== Extracted records

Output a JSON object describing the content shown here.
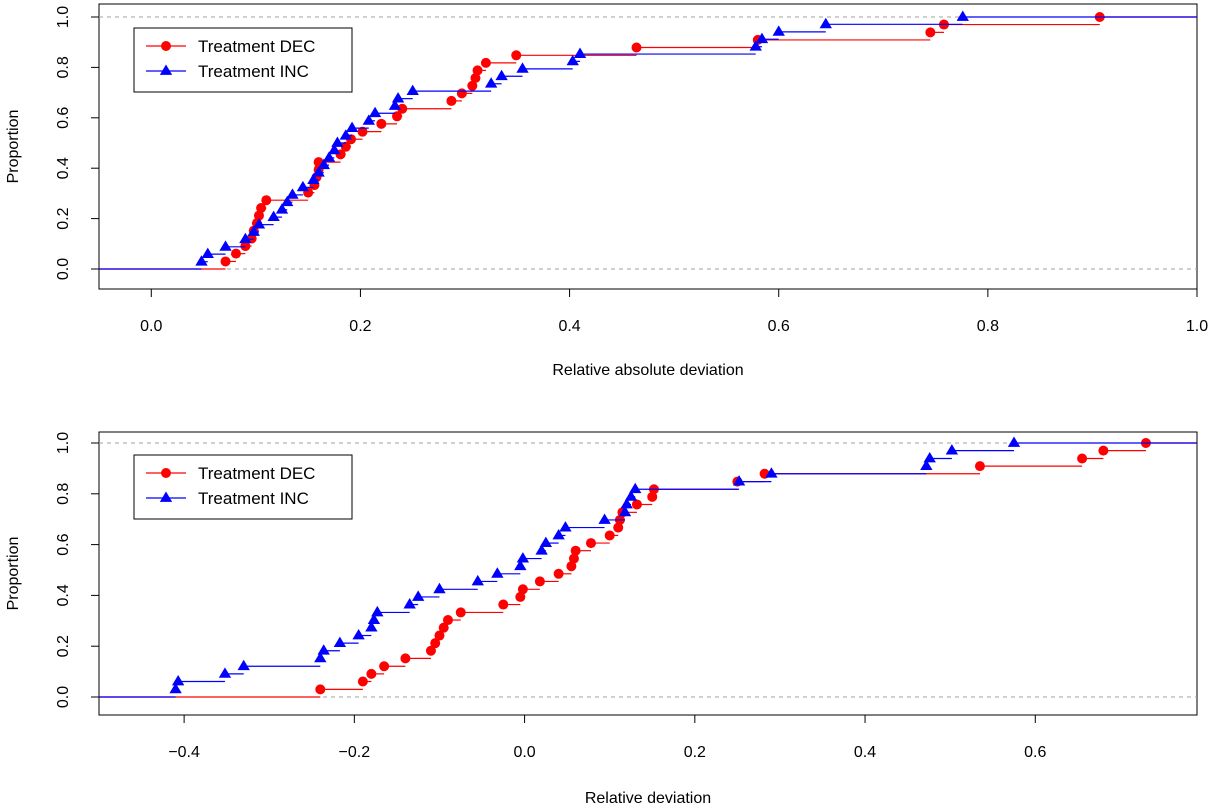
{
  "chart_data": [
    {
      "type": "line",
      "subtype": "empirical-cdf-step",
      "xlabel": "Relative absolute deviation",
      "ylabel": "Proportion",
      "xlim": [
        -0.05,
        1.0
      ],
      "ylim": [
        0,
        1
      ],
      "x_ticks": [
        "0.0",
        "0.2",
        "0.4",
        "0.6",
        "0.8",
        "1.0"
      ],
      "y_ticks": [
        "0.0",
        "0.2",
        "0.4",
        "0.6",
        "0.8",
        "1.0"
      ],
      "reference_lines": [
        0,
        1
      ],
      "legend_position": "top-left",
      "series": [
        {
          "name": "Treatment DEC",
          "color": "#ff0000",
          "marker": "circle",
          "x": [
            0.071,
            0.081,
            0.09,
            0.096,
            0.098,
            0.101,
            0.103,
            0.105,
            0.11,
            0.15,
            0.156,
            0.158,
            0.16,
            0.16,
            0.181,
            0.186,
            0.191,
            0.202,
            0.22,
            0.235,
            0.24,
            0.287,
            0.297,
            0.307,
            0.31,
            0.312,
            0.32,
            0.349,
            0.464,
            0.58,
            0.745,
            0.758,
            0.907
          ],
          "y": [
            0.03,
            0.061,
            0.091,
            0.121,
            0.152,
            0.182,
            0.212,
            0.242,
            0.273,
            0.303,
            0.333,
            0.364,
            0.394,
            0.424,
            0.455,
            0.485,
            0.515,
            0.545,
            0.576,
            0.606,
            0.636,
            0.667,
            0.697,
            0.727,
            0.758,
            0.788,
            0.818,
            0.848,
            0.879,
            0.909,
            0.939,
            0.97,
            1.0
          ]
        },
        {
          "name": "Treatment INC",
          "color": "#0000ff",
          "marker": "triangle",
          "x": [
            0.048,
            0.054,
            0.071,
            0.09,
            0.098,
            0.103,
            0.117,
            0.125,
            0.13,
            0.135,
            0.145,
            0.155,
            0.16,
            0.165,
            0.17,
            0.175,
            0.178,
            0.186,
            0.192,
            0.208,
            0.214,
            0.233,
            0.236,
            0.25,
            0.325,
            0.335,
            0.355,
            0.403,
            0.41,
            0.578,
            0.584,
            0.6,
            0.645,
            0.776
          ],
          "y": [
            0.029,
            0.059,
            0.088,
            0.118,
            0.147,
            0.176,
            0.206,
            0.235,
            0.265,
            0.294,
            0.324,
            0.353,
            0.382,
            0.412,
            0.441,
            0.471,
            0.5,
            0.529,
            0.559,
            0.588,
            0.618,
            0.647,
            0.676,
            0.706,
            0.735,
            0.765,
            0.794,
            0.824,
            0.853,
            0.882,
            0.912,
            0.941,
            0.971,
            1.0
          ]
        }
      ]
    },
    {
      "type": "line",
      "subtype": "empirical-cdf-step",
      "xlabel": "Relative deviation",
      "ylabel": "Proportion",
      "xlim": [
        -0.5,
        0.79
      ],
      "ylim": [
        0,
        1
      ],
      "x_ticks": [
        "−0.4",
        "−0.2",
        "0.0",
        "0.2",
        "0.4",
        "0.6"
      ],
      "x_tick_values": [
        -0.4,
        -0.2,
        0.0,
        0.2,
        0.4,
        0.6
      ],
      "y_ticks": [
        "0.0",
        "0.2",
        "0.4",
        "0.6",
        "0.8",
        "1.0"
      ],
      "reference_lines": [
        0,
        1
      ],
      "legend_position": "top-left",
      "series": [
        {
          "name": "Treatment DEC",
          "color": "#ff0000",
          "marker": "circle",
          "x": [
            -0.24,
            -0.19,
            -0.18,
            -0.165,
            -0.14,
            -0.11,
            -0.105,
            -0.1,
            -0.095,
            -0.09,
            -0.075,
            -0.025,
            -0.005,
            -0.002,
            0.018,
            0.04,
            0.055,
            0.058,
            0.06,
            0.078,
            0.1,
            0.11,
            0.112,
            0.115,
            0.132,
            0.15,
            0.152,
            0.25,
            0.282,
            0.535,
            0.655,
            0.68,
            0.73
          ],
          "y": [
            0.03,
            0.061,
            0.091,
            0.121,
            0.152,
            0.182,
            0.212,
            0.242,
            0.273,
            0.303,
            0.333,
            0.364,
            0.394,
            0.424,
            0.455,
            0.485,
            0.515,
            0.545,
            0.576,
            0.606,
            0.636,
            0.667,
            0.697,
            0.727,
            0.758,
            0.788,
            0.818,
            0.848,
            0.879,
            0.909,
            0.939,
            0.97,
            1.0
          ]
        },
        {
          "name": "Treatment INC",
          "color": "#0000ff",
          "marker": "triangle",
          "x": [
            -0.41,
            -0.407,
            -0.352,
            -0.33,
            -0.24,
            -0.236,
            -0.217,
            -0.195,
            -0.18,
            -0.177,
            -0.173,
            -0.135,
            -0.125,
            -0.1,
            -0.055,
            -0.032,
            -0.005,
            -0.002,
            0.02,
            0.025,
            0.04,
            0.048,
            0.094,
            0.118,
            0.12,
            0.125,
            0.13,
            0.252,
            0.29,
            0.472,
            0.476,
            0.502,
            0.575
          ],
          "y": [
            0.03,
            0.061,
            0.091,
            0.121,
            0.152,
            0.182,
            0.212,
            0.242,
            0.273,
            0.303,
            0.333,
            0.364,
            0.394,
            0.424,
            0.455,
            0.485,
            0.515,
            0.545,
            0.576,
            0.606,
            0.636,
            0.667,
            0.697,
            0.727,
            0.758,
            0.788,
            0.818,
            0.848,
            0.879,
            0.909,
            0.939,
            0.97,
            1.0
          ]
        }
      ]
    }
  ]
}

====
== Extracted records

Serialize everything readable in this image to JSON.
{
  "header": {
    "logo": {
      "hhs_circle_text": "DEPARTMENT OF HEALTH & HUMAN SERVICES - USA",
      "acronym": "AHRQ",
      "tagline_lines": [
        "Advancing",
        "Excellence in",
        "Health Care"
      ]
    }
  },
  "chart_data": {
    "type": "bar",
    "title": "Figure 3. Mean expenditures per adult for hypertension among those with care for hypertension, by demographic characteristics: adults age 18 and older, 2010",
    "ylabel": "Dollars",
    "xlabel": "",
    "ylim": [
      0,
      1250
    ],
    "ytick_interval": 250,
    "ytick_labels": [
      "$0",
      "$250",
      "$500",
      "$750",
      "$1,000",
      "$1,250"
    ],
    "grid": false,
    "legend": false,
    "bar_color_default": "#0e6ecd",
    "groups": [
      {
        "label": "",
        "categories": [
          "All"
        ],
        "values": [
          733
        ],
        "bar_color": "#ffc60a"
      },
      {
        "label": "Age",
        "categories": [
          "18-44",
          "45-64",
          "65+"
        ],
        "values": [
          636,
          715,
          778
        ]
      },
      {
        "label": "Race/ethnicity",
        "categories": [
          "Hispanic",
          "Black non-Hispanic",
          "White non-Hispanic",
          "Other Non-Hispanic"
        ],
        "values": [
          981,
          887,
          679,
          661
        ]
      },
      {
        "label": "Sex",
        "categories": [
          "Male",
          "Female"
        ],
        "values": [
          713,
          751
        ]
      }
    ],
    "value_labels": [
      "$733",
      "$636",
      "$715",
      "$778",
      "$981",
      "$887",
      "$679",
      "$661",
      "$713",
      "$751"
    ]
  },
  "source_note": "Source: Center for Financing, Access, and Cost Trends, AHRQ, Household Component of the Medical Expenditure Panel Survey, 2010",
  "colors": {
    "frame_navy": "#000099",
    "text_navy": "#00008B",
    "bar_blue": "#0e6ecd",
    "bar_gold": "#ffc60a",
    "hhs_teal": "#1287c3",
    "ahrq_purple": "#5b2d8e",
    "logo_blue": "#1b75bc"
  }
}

====

### Short task:
Extract every line above that contains the word "JSON".

### Written answer:
Output a JSON object describing the content shown here.
Serialize everything readable in this image to JSON.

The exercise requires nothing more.